◆ Exercise brief
Copy all the material that follows, keeping every character the same.

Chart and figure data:
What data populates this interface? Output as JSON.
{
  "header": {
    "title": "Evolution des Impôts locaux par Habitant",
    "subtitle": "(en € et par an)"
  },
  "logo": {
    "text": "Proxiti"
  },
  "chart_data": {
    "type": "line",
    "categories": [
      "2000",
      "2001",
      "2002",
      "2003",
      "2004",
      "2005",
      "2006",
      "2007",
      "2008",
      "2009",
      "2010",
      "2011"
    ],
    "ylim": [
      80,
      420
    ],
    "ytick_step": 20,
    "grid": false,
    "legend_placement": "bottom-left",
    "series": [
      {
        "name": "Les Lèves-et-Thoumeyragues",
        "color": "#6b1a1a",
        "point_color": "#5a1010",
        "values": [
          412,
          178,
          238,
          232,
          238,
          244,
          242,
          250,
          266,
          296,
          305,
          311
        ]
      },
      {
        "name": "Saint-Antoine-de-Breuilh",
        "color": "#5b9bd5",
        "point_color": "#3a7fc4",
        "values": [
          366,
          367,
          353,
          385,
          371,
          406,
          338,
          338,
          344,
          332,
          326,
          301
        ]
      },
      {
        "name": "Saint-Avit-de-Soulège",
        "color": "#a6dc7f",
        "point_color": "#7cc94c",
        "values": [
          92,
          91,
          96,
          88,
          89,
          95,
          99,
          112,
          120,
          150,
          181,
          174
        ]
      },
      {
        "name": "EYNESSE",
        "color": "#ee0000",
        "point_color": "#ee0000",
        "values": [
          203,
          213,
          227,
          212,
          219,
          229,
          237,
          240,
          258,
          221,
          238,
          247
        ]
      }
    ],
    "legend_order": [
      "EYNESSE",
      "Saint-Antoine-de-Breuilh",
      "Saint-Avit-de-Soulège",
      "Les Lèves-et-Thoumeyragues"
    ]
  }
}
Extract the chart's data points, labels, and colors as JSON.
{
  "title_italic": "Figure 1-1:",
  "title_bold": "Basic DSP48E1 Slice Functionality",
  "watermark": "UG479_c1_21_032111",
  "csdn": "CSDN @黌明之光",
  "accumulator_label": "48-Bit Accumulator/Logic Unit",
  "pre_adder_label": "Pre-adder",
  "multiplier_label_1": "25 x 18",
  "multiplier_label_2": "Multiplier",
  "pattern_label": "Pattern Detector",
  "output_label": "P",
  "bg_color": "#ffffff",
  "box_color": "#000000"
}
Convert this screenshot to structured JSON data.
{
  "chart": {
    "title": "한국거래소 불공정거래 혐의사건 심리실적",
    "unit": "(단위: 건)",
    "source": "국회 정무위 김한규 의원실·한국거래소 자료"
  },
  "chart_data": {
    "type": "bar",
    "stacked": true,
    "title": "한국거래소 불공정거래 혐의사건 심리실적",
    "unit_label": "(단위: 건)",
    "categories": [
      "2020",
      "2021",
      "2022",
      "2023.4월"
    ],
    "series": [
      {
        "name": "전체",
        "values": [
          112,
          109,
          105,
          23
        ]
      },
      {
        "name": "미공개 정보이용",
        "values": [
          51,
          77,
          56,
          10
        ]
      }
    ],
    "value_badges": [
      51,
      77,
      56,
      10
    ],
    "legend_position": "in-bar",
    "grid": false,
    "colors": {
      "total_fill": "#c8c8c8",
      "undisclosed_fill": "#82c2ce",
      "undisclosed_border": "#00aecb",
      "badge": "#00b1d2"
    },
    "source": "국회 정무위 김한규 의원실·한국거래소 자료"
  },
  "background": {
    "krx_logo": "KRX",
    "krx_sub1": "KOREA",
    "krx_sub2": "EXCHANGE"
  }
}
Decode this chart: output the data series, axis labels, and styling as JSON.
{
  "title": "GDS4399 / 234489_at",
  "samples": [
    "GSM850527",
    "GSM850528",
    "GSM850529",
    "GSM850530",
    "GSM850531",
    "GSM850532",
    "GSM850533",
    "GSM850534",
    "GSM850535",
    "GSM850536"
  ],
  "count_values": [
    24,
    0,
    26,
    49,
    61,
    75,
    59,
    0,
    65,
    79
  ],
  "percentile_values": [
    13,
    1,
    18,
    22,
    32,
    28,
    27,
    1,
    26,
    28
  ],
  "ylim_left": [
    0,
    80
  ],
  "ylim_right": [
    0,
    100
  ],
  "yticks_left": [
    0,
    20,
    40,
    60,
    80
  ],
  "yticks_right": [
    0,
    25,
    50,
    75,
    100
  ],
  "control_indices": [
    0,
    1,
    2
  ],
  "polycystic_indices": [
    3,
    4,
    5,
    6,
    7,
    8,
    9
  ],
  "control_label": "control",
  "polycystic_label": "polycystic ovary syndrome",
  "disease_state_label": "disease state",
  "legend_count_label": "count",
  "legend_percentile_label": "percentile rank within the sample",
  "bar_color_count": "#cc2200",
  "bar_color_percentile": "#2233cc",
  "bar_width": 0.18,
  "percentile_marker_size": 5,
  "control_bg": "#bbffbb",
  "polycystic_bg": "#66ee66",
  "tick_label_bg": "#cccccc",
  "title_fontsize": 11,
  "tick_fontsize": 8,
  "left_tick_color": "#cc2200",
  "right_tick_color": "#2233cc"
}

◆ Output
What data populates this interface? Output as JSON.
{
  "header": {
    "title": "Evolution des Impôts locaux par Habitant",
    "subtitle": "(en € et par an)"
  },
  "logo": {
    "text": "Proxiti"
  },
  "chart_data": {
    "type": "line",
    "categories": [
      "2000",
      "2001",
      "2002",
      "2003",
      "2004",
      "2005",
      "2006",
      "2007",
      "2008",
      "2009",
      "2010",
      "2011"
    ],
    "ylim": [
      80,
      420
    ],
    "ytick_step": 20,
    "grid": false,
    "legend_placement": "bottom-left",
    "series": [
      {
        "name": "Les Lèves-et-Thoumeyragues",
        "color": "#6b1a1a",
        "point_color": "#5a1010",
        "values": [
          412,
          178,
          238,
          232,
          238,
          244,
          242,
          250,
          266,
          296,
          305,
          311
        ]
      },
      {
        "name": "Saint-Antoine-de-Breuilh",
        "color": "#5b9bd5",
        "point_color": "#3a7fc4",
        "values": [
          366,
          367,
          353,
          385,
          371,
          406,
          338,
          338,
          344,
          332,
          326,
          301
        ]
      },
      {
        "name": "Saint-Avit-de-Soulège",
        "color": "#a6dc7f",
        "point_color": "#7cc94c",
        "values": [
          92,
          91,
          96,
          88,
          89,
          95,
          99,
          112,
          120,
          150,
          181,
          174
        ]
      },
      {
        "name": "EYNESSE",
        "color": "#ee0000",
        "point_color": "#ee0000",
        "values": [
          203,
          213,
          227,
          212,
          219,
          229,
          237,
          240,
          258,
          221,
          238,
          247
        ]
      }
    ],
    "legend_order": [
      "EYNESSE",
      "Saint-Antoine-de-Breuilh",
      "Saint-Avit-de-Soulège",
      "Les Lèves-et-Thoumeyragues"
    ]
  }
}
Extract the chart's data points, labels, and colors as JSON.
{
  "title_italic": "Figure 1-1:",
  "title_bold": "Basic DSP48E1 Slice Functionality",
  "watermark": "UG479_c1_21_032111",
  "csdn": "CSDN @黌明之光",
  "accumulator_label": "48-Bit Accumulator/Logic Unit",
  "pre_adder_label": "Pre-adder",
  "multiplier_label_1": "25 x 18",
  "multiplier_label_2": "Multiplier",
  "pattern_label": "Pattern Detector",
  "output_label": "P",
  "bg_color": "#ffffff",
  "box_color": "#000000"
}
Convert this screenshot to structured JSON data.
{
  "chart": {
    "title": "한국거래소 불공정거래 혐의사건 심리실적",
    "unit": "(단위: 건)",
    "source": "국회 정무위 김한규 의원실·한국거래소 자료"
  },
  "chart_data": {
    "type": "bar",
    "stacked": true,
    "title": "한국거래소 불공정거래 혐의사건 심리실적",
    "unit_label": "(단위: 건)",
    "categories": [
      "2020",
      "2021",
      "2022",
      "2023.4월"
    ],
    "series": [
      {
        "name": "전체",
        "values": [
          112,
          109,
          105,
          23
        ]
      },
      {
        "name": "미공개 정보이용",
        "values": [
          51,
          77,
          56,
          10
        ]
      }
    ],
    "value_badges": [
      51,
      77,
      56,
      10
    ],
    "legend_position": "in-bar",
    "grid": false,
    "colors": {
      "total_fill": "#c8c8c8",
      "undisclosed_fill": "#82c2ce",
      "undisclosed_border": "#00aecb",
      "badge": "#00b1d2"
    },
    "source": "국회 정무위 김한규 의원실·한국거래소 자료"
  },
  "background": {
    "krx_logo": "KRX",
    "krx_sub1": "KOREA",
    "krx_sub2": "EXCHANGE"
  }
}
Decode this chart: output the data series, axis labels, and styling as JSON.
{
  "title": "GDS4399 / 234489_at",
  "samples": [
    "GSM850527",
    "GSM850528",
    "GSM850529",
    "GSM850530",
    "GSM850531",
    "GSM850532",
    "GSM850533",
    "GSM850534",
    "GSM850535",
    "GSM850536"
  ],
  "count_values": [
    24,
    0,
    26,
    49,
    61,
    75,
    59,
    0,
    65,
    79
  ],
  "percentile_values": [
    13,
    1,
    18,
    22,
    32,
    28,
    27,
    1,
    26,
    28
  ],
  "ylim_left": [
    0,
    80
  ],
  "ylim_right": [
    0,
    100
  ],
  "yticks_left": [
    0,
    20,
    40,
    60,
    80
  ],
  "yticks_right": [
    0,
    25,
    50,
    75,
    100
  ],
  "control_indices": [
    0,
    1,
    2
  ],
  "polycystic_indices": [
    3,
    4,
    5,
    6,
    7,
    8,
    9
  ],
  "control_label": "control",
  "polycystic_label": "polycystic ovary syndrome",
  "disease_state_label": "disease state",
  "legend_count_label": "count",
  "legend_percentile_label": "percentile rank within the sample",
  "bar_color_count": "#cc2200",
  "bar_color_percentile": "#2233cc",
  "bar_width": 0.18,
  "percentile_marker_size": 5,
  "control_bg": "#bbffbb",
  "polycystic_bg": "#66ee66",
  "tick_label_bg": "#cccccc",
  "title_fontsize": 11,
  "tick_fontsize": 8,
  "left_tick_color": "#cc2200",
  "right_tick_color": "#2233cc"
}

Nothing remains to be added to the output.